-- Exercise brief --
Copy out the listing exactly.

-- Record list --
- - - - - - -

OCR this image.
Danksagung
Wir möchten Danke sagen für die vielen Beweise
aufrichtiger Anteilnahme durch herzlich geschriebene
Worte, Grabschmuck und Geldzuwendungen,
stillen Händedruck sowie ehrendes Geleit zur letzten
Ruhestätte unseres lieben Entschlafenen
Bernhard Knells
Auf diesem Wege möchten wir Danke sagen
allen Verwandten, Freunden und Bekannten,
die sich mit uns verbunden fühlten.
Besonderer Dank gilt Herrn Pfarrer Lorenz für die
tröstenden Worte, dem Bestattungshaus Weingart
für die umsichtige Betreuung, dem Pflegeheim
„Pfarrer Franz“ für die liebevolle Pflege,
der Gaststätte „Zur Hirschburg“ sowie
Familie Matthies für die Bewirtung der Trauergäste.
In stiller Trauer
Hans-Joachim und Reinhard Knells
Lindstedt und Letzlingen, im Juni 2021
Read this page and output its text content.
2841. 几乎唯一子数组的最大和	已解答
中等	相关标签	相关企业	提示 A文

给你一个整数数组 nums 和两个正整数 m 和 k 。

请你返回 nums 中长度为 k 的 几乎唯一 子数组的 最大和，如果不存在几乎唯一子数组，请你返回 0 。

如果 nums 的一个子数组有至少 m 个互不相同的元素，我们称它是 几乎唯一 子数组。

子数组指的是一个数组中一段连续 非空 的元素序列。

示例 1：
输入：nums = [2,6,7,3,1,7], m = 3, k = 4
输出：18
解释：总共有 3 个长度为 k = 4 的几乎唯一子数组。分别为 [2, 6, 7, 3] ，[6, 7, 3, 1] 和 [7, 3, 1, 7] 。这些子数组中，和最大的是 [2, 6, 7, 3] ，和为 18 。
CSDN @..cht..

- - - - - - -

-- Task answer --
OCR this image.
Danksagung
Wir möchten Danke sagen für die vielen Beweise
aufrichtiger Anteilnahme durch herzlich geschriebene
Worte, Grabschmuck und Geldzuwendungen,
stillen Händedruck sowie ehrendes Geleit zur letzten
Ruhestätte unseres lieben Entschlafenen
Bernhard Knells
Auf diesem Wege möchten wir Danke sagen
allen Verwandten, Freunden und Bekannten,
die sich mit uns verbunden fühlten.
Besonderer Dank gilt Herrn Pfarrer Lorenz für die
tröstenden Worte, dem Bestattungshaus Weingart
für die umsichtige Betreuung, dem Pflegeheim
„Pfarrer Franz“ für die liebevolle Pflege,
der Gaststätte „Zur Hirschburg“ sowie
Familie Matthies für die Bewirtung der Trauergäste.
In stiller Trauer
Hans-Joachim und Reinhard Knells
Lindstedt und Letzlingen, im Juni 2021
Read this page and output its text content.
2841. 几乎唯一子数组的最大和	已解答
中等	相关标签	相关企业	提示 A文

给你一个整数数组 nums 和两个正整数 m 和 k 。

请你返回 nums 中长度为 k 的 几乎唯一 子数组的 最大和，如果不存在几乎唯一子数组，请你返回 0 。

如果 nums 的一个子数组有至少 m 个互不相同的元素，我们称它是 几乎唯一 子数组。

子数组指的是一个数组中一段连续 非空 的元素序列。

示例 1：
输入：nums = [2,6,7,3,1,7], m = 3, k = 4
输出：18
解释：总共有 3 个长度为 k = 4 的几乎唯一子数组。分别为 [2, 6, 7, 3] ，[6, 7, 3, 1] 和 [7, 3, 1, 7] 。这些子数组中，和最大的是 [2, 6, 7, 3] ，和为 18 。
CSDN @..cht..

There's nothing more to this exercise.